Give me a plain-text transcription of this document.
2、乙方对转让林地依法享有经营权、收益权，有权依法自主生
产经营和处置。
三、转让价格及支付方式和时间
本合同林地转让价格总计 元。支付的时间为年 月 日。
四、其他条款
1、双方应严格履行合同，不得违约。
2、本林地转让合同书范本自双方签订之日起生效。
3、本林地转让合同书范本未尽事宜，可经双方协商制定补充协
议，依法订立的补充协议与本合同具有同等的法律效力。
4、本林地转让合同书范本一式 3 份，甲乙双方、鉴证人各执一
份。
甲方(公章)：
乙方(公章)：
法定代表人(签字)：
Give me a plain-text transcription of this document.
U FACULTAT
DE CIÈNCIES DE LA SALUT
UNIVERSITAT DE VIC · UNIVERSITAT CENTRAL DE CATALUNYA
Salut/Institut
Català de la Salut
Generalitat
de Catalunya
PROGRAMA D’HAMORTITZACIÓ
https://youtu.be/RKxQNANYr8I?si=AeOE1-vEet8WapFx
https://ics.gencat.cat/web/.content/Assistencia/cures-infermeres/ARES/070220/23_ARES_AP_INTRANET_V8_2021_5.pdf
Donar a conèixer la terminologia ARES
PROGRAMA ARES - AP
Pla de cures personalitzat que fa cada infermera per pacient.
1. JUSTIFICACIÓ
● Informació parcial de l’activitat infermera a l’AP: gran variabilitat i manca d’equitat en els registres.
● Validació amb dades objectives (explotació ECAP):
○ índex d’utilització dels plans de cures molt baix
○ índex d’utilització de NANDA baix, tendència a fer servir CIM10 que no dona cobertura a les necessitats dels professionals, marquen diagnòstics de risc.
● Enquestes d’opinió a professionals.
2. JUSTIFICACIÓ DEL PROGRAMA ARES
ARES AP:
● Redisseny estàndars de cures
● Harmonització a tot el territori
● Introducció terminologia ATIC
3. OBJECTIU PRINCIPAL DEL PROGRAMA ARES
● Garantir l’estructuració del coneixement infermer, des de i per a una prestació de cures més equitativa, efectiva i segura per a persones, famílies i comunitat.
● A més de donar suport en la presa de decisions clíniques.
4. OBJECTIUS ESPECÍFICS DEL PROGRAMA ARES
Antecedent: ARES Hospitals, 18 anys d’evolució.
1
————
Aim:
Transcribe all lines as written.

Complete answer:
Give me a plain-text transcription of this document.
2、乙方对转让林地依法享有经营权、收益权，有权依法自主生
产经营和处置。
三、转让价格及支付方式和时间
本合同林地转让价格总计 元。支付的时间为年 月 日。
四、其他条款
1、双方应严格履行合同，不得违约。
2、本林地转让合同书范本自双方签订之日起生效。
3、本林地转让合同书范本未尽事宜，可经双方协商制定补充协
议，依法订立的补充协议与本合同具有同等的法律效力。
4、本林地转让合同书范本一式 3 份，甲乙双方、鉴证人各执一
份。
甲方(公章)：
乙方(公章)：
法定代表人(签字)：
Give me a plain-text transcription of this document.
U FACULTAT
DE CIÈNCIES DE LA SALUT
UNIVERSITAT DE VIC · UNIVERSITAT CENTRAL DE CATALUNYA
Salut/Institut
Català de la Salut
Generalitat
de Catalunya
PROGRAMA D’HAMORTITZACIÓ
https://youtu.be/RKxQNANYr8I?si=AeOE1-vEet8WapFx
https://ics.gencat.cat/web/.content/Assistencia/cures-infermeres/ARES/070220/23_ARES_AP_INTRANET_V8_2021_5.pdf
Donar a conèixer la terminologia ARES
PROGRAMA ARES - AP
Pla de cures personalitzat que fa cada infermera per pacient.
1. JUSTIFICACIÓ
● Informació parcial de l’activitat infermera a l’AP: gran variabilitat i manca d’equitat en els registres.
● Validació amb dades objectives (explotació ECAP):
○ índex d’utilització dels plans de cures molt baix
○ índex d’utilització de NANDA baix, tendència a fer servir CIM10 que no dona cobertura a les necessitats dels professionals, marquen diagnòstics de risc.
● Enquestes d’opinió a professionals.
2. JUSTIFICACIÓ DEL PROGRAMA ARES
ARES AP:
● Redisseny estàndars de cures
● Harmonització a tot el territori
● Introducció terminologia ATIC
3. OBJECTIU PRINCIPAL DEL PROGRAMA ARES
● Garantir l’estructuració del coneixement infermer, des de i per a una prestació de cures més equitativa, efectiva i segura per a persones, famílies i comunitat.
● A més de donar suport en la presa de decisions clíniques.
4. OBJECTIUS ESPECÍFICS DEL PROGRAMA ARES
Antecedent: ARES Hospitals, 18 anys d’evolució.
1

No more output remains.